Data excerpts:
"""

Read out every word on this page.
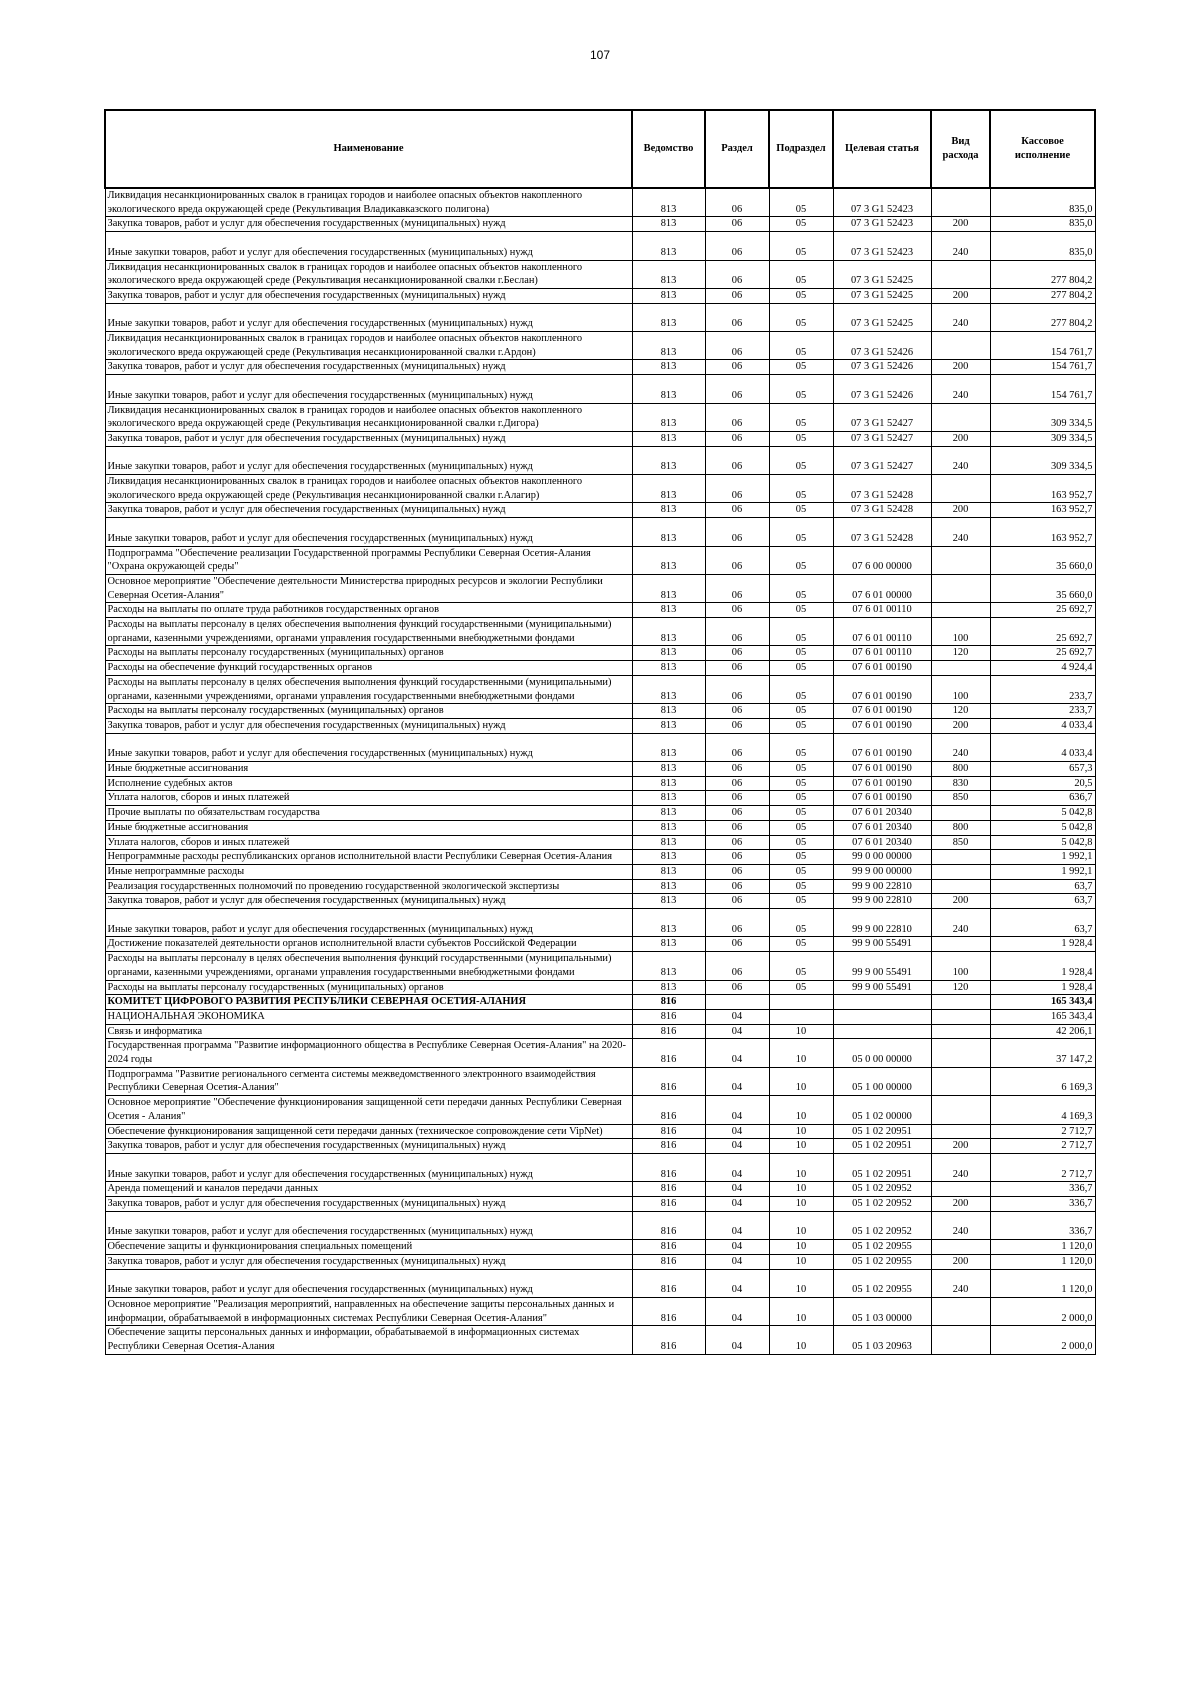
107
Наименование	Ведомство	Раздел	Подраздел	Целевая статья	Вид расхода	Кассовое исполнение
Ликвидация несанкционированных свалок в границах городов и наиболее опасных объектов накопленного экологического вреда окружающей среде (Рекультивация Владикавказского полигона)	813	06	05	07 3 G1 52423		835,0
Закупка товаров, работ и услуг для обеспечения государственных (муниципальных) нужд	813	06	05	07 3 G1 52423	200	835,0
Иные закупки товаров, работ и услуг для обеспечения государственных (муниципальных) нужд	813	06	05	07 3 G1 52423	240	835,0
Ликвидация несанкционированных свалок в границах городов и наиболее опасных объектов накопленного экологического вреда окружающей среде (Рекультивация несанкционированной свалки г.Беслан)	813	06	05	07 3 G1 52425		277 804,2
Закупка товаров, работ и услуг для обеспечения государственных (муниципальных) нужд	813	06	05	07 3 G1 52425	200	277 804,2
Иные закупки товаров, работ и услуг для обеспечения государственных (муниципальных) нужд	813	06	05	07 3 G1 52425	240	277 804,2
Ликвидация несанкционированных свалок в границах городов и наиболее опасных объектов накопленного экологического вреда окружающей среде (Рекультивация несанкционированной свалки г.Ардон)	813	06	05	07 3 G1 52426		154 761,7
Закупка товаров, работ и услуг для обеспечения государственных (муниципальных) нужд	813	06	05	07 3 G1 52426	200	154 761,7
Иные закупки товаров, работ и услуг для обеспечения государственных (муниципальных) нужд	813	06	05	07 3 G1 52426	240	154 761,7
Ликвидация несанкционированных свалок в границах городов и наиболее опасных объектов накопленного экологического вреда окружающей среде (Рекультивация несанкционированной свалки г.Дигора)	813	06	05	07 3 G1 52427		309 334,5
Закупка товаров, работ и услуг для обеспечения государственных (муниципальных) нужд	813	06	05	07 3 G1 52427	200	309 334,5
Иные закупки товаров, работ и услуг для обеспечения государственных (муниципальных) нужд	813	06	05	07 3 G1 52427	240	309 334,5
Ликвидация несанкционированных свалок в границах городов и наиболее опасных объектов накопленного экологического вреда окружающей среде (Рекультивация несанкционированной свалки г.Алагир)	813	06	05	07 3 G1 52428		163 952,7
Закупка товаров, работ и услуг для обеспечения государственных (муниципальных) нужд	813	06	05	07 3 G1 52428	200	163 952,7
Иные закупки товаров, работ и услуг для обеспечения государственных (муниципальных) нужд	813	06	05	07 3 G1 52428	240	163 952,7
Подпрограмма "Обеспечение реализации Государственной программы Республики Северная Осетия-Алания "Охрана окружающей среды"	813	06	05	07 6 00 00000		35 660,0
Основное мероприятие "Обеспечение деятельности Министерства природных ресурсов и экологии Республики Северная Осетия-Алания"	813	06	05	07 6 01 00000		35 660,0
Расходы на выплаты по оплате труда работников государственных органов	813	06	05	07 6 01 00110		25 692,7
Расходы на выплаты персоналу в целях обеспечения выполнения функций государственными (муниципальными) органами, казенными учреждениями, органами управления государственными внебюджетными фондами	813	06	05	07 6 01 00110	100	25 692,7
Расходы на выплаты персоналу государственных (муниципальных) органов	813	06	05	07 6 01 00110	120	25 692,7
Расходы на обеспечение функций государственных органов	813	06	05	07 6 01 00190		4 924,4
Расходы на выплаты персоналу в целях обеспечения выполнения функций государственными (муниципальными) органами, казенными учреждениями, органами управления государственными внебюджетными фондами	813	06	05	07 6 01 00190	100	233,7
Расходы на выплаты персоналу государственных (муниципальных) органов	813	06	05	07 6 01 00190	120	233,7
Закупка товаров, работ и услуг для обеспечения государственных (муниципальных) нужд	813	06	05	07 6 01 00190	200	4 033,4
Иные закупки товаров, работ и услуг для обеспечения государственных (муниципальных) нужд	813	06	05	07 6 01 00190	240	4 033,4
Иные бюджетные ассигнования	813	06	05	07 6 01 00190	800	657,3
Исполнение судебных актов	813	06	05	07 6 01 00190	830	20,5
Уплата налогов, сборов и иных платежей	813	06	05	07 6 01 00190	850	636,7
Прочие выплаты по обязательствам государства	813	06	05	07 6 01 20340		5 042,8
Иные бюджетные ассигнования	813	06	05	07 6 01 20340	800	5 042,8
Уплата налогов, сборов и иных платежей	813	06	05	07 6 01 20340	850	5 042,8
Непрограммные расходы республиканских органов исполнительной власти Республики Северная Осетия-Алания	813	06	05	99 0 00 00000		1 992,1
Иные непрограммные расходы	813	06	05	99 9 00 00000		1 992,1
Реализация государственных полномочий по проведению государственной экологической экспертизы	813	06	05	99 9 00 22810		63,7
Закупка товаров, работ и услуг для обеспечения государственных (муниципальных) нужд	813	06	05	99 9 00 22810	200	63,7
Иные закупки товаров, работ и услуг для обеспечения государственных (муниципальных) нужд	813	06	05	99 9 00 22810	240	63,7
Достижение показателей деятельности органов исполнительной власти субъектов Российской Федерации	813	06	05	99 9 00 55491		1 928,4
Расходы на выплаты персоналу в целях обеспечения выполнения функций государственными (муниципальными) органами, казенными учреждениями, органами управления государственными внебюджетными фондами	813	06	05	99 9 00 55491	100	1 928,4
Расходы на выплаты персоналу государственных (муниципальных) органов	813	06	05	99 9 00 55491	120	1 928,4
КОМИТЕТ ЦИФРОВОГО РАЗВИТИЯ РЕСПУБЛИКИ СЕВЕРНАЯ ОСЕТИЯ-АЛАНИЯ	816					165 343,4
НАЦИОНАЛЬНАЯ ЭКОНОМИКА	816	04				165 343,4
Связь и информатика	816	04	10			42 206,1
Государственная программа "Развитие информационного общества в Республике Северная Осетия-Алания" на 2020-2024 годы	816	04	10	05 0 00 00000		37 147,2
Подпрограмма "Развитие регионального сегмента системы межведомственного электронного взаимодействия Республики Северная Осетия-Алания"	816	04	10	05 1 00 00000		6 169,3
Основное мероприятие "Обеспечение функционирования защищенной сети передачи данных Республики Северная Осетия - Алания"	816	04	10	05 1 02 00000		4 169,3
Обеспечение функционирования защищенной сети передачи данных (техническое сопровождение сети VipNet)	816	04	10	05 1 02 20951		2 712,7
Закупка товаров, работ и услуг для обеспечения государственных (муниципальных) нужд	816	04	10	05 1 02 20951	200	2 712,7
Иные закупки товаров, работ и услуг для обеспечения государственных (муниципальных) нужд	816	04	10	05 1 02 20951	240	2 712,7
Аренда помещений и каналов передачи данных	816	04	10	05 1 02 20952		336,7
Закупка товаров, работ и услуг для обеспечения государственных (муниципальных) нужд	816	04	10	05 1 02 20952	200	336,7
Иные закупки товаров, работ и услуг для обеспечения государственных (муниципальных) нужд	816	04	10	05 1 02 20952	240	336,7
Обеспечение защиты и функционирования специальных помещений	816	04	10	05 1 02 20955		1 120,0
Закупка товаров, работ и услуг для обеспечения государственных (муниципальных) нужд	816	04	10	05 1 02 20955	200	1 120,0
Иные закупки товаров, работ и услуг для обеспечения государственных (муниципальных) нужд	816	04	10	05 1 02 20955	240	1 120,0
Основное мероприятие "Реализация мероприятий, направленных на обеспечение защиты персональных данных и информации, обрабатываемой в информационных системах Республики Северная Осетия-Алания"	816	04	10	05 1 03 00000		2 000,0
Обеспечение защиты персональных данных и информации, обрабатываемой в информационных системах Республики Северная Осетия-Алания	816	04	10	05 1 03 20963		2 000,0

"""

Given instruction>
Make an exact copy of every record, pictures excluded.

Answer for the task>
Read out every word on this page.
107
Наименование	Ведомство	Раздел	Подраздел	Целевая статья	Вид расхода	Кассовое исполнение
Ликвидация несанкционированных свалок в границах городов и наиболее опасных объектов накопленного экологического вреда окружающей среде (Рекультивация Владикавказского полигона)	813	06	05	07 3 G1 52423		835,0
Закупка товаров, работ и услуг для обеспечения государственных (муниципальных) нужд	813	06	05	07 3 G1 52423	200	835,0
Иные закупки товаров, работ и услуг для обеспечения государственных (муниципальных) нужд	813	06	05	07 3 G1 52423	240	835,0
Ликвидация несанкционированных свалок в границах городов и наиболее опасных объектов накопленного экологического вреда окружающей среде (Рекультивация несанкционированной свалки г.Беслан)	813	06	05	07 3 G1 52425		277 804,2
Закупка товаров, работ и услуг для обеспечения государственных (муниципальных) нужд	813	06	05	07 3 G1 52425	200	277 804,2
Иные закупки товаров, работ и услуг для обеспечения государственных (муниципальных) нужд	813	06	05	07 3 G1 52425	240	277 804,2
Ликвидация несанкционированных свалок в границах городов и наиболее опасных объектов накопленного экологического вреда окружающей среде (Рекультивация несанкционированной свалки г.Ардон)	813	06	05	07 3 G1 52426		154 761,7
Закупка товаров, работ и услуг для обеспечения государственных (муниципальных) нужд	813	06	05	07 3 G1 52426	200	154 761,7
Иные закупки товаров, работ и услуг для обеспечения государственных (муниципальных) нужд	813	06	05	07 3 G1 52426	240	154 761,7
Ликвидация несанкционированных свалок в границах городов и наиболее опасных объектов накопленного экологического вреда окружающей среде (Рекультивация несанкционированной свалки г.Дигора)	813	06	05	07 3 G1 52427		309 334,5
Закупка товаров, работ и услуг для обеспечения государственных (муниципальных) нужд	813	06	05	07 3 G1 52427	200	309 334,5
Иные закупки товаров, работ и услуг для обеспечения государственных (муниципальных) нужд	813	06	05	07 3 G1 52427	240	309 334,5
Ликвидация несанкционированных свалок в границах городов и наиболее опасных объектов накопленного экологического вреда окружающей среде (Рекультивация несанкционированной свалки г.Алагир)	813	06	05	07 3 G1 52428		163 952,7
Закупка товаров, работ и услуг для обеспечения государственных (муниципальных) нужд	813	06	05	07 3 G1 52428	200	163 952,7
Иные закупки товаров, работ и услуг для обеспечения государственных (муниципальных) нужд	813	06	05	07 3 G1 52428	240	163 952,7
Подпрограмма "Обеспечение реализации Государственной программы Республики Северная Осетия-Алания "Охрана окружающей среды"	813	06	05	07 6 00 00000		35 660,0
Основное мероприятие "Обеспечение деятельности Министерства природных ресурсов и экологии Республики Северная Осетия-Алания"	813	06	05	07 6 01 00000		35 660,0
Расходы на выплаты по оплате труда работников государственных органов	813	06	05	07 6 01 00110		25 692,7
Расходы на выплаты персоналу в целях обеспечения выполнения функций государственными (муниципальными) органами, казенными учреждениями, органами управления государственными внебюджетными фондами	813	06	05	07 6 01 00110	100	25 692,7
Расходы на выплаты персоналу государственных (муниципальных) органов	813	06	05	07 6 01 00110	120	25 692,7
Расходы на обеспечение функций государственных органов	813	06	05	07 6 01 00190		4 924,4
Расходы на выплаты персоналу в целях обеспечения выполнения функций государственными (муниципальными) органами, казенными учреждениями, органами управления государственными внебюджетными фондами	813	06	05	07 6 01 00190	100	233,7
Расходы на выплаты персоналу государственных (муниципальных) органов	813	06	05	07 6 01 00190	120	233,7
Закупка товаров, работ и услуг для обеспечения государственных (муниципальных) нужд	813	06	05	07 6 01 00190	200	4 033,4
Иные закупки товаров, работ и услуг для обеспечения государственных (муниципальных) нужд	813	06	05	07 6 01 00190	240	4 033,4
Иные бюджетные ассигнования	813	06	05	07 6 01 00190	800	657,3
Исполнение судебных актов	813	06	05	07 6 01 00190	830	20,5
Уплата налогов, сборов и иных платежей	813	06	05	07 6 01 00190	850	636,7
Прочие выплаты по обязательствам государства	813	06	05	07 6 01 20340		5 042,8
Иные бюджетные ассигнования	813	06	05	07 6 01 20340	800	5 042,8
Уплата налогов, сборов и иных платежей	813	06	05	07 6 01 20340	850	5 042,8
Непрограммные расходы республиканских органов исполнительной власти Республики Северная Осетия-Алания	813	06	05	99 0 00 00000		1 992,1
Иные непрограммные расходы	813	06	05	99 9 00 00000		1 992,1
Реализация государственных полномочий по проведению государственной экологической экспертизы	813	06	05	99 9 00 22810		63,7
Закупка товаров, работ и услуг для обеспечения государственных (муниципальных) нужд	813	06	05	99 9 00 22810	200	63,7
Иные закупки товаров, работ и услуг для обеспечения государственных (муниципальных) нужд	813	06	05	99 9 00 22810	240	63,7
Достижение показателей деятельности органов исполнительной власти субъектов Российской Федерации	813	06	05	99 9 00 55491		1 928,4
Расходы на выплаты персоналу в целях обеспечения выполнения функций государственными (муниципальными) органами, казенными учреждениями, органами управления государственными внебюджетными фондами	813	06	05	99 9 00 55491	100	1 928,4
Расходы на выплаты персоналу государственных (муниципальных) органов	813	06	05	99 9 00 55491	120	1 928,4
КОМИТЕТ ЦИФРОВОГО РАЗВИТИЯ РЕСПУБЛИКИ СЕВЕРНАЯ ОСЕТИЯ-АЛАНИЯ	816					165 343,4
НАЦИОНАЛЬНАЯ ЭКОНОМИКА	816	04				165 343,4
Связь и информатика	816	04	10			42 206,1
Государственная программа "Развитие информационного общества в Республике Северная Осетия-Алания" на 2020-2024 годы	816	04	10	05 0 00 00000		37 147,2
Подпрограмма "Развитие регионального сегмента системы межведомственного электронного взаимодействия Республики Северная Осетия-Алания"	816	04	10	05 1 00 00000		6 169,3
Основное мероприятие "Обеспечение функционирования защищенной сети передачи данных Республики Северная Осетия - Алания"	816	04	10	05 1 02 00000		4 169,3
Обеспечение функционирования защищенной сети передачи данных (техническое сопровождение сети VipNet)	816	04	10	05 1 02 20951		2 712,7
Закупка товаров, работ и услуг для обеспечения государственных (муниципальных) нужд	816	04	10	05 1 02 20951	200	2 712,7
Иные закупки товаров, работ и услуг для обеспечения государственных (муниципальных) нужд	816	04	10	05 1 02 20951	240	2 712,7
Аренда помещений и каналов передачи данных	816	04	10	05 1 02 20952		336,7
Закупка товаров, работ и услуг для обеспечения государственных (муниципальных) нужд	816	04	10	05 1 02 20952	200	336,7
Иные закупки товаров, работ и услуг для обеспечения государственных (муниципальных) нужд	816	04	10	05 1 02 20952	240	336,7
Обеспечение защиты и функционирования специальных помещений	816	04	10	05 1 02 20955		1 120,0
Закупка товаров, работ и услуг для обеспечения государственных (муниципальных) нужд	816	04	10	05 1 02 20955	200	1 120,0
Иные закупки товаров, работ и услуг для обеспечения государственных (муниципальных) нужд	816	04	10	05 1 02 20955	240	1 120,0
Основное мероприятие "Реализация мероприятий, направленных на обеспечение защиты персональных данных и информации, обрабатываемой в информационных системах Республики Северная Осетия-Алания"	816	04	10	05 1 03 00000		2 000,0
Обеспечение защиты персональных данных и информации, обрабатываемой в информационных системах Республики Северная Осетия-Алания	816	04	10	05 1 03 20963		2 000,0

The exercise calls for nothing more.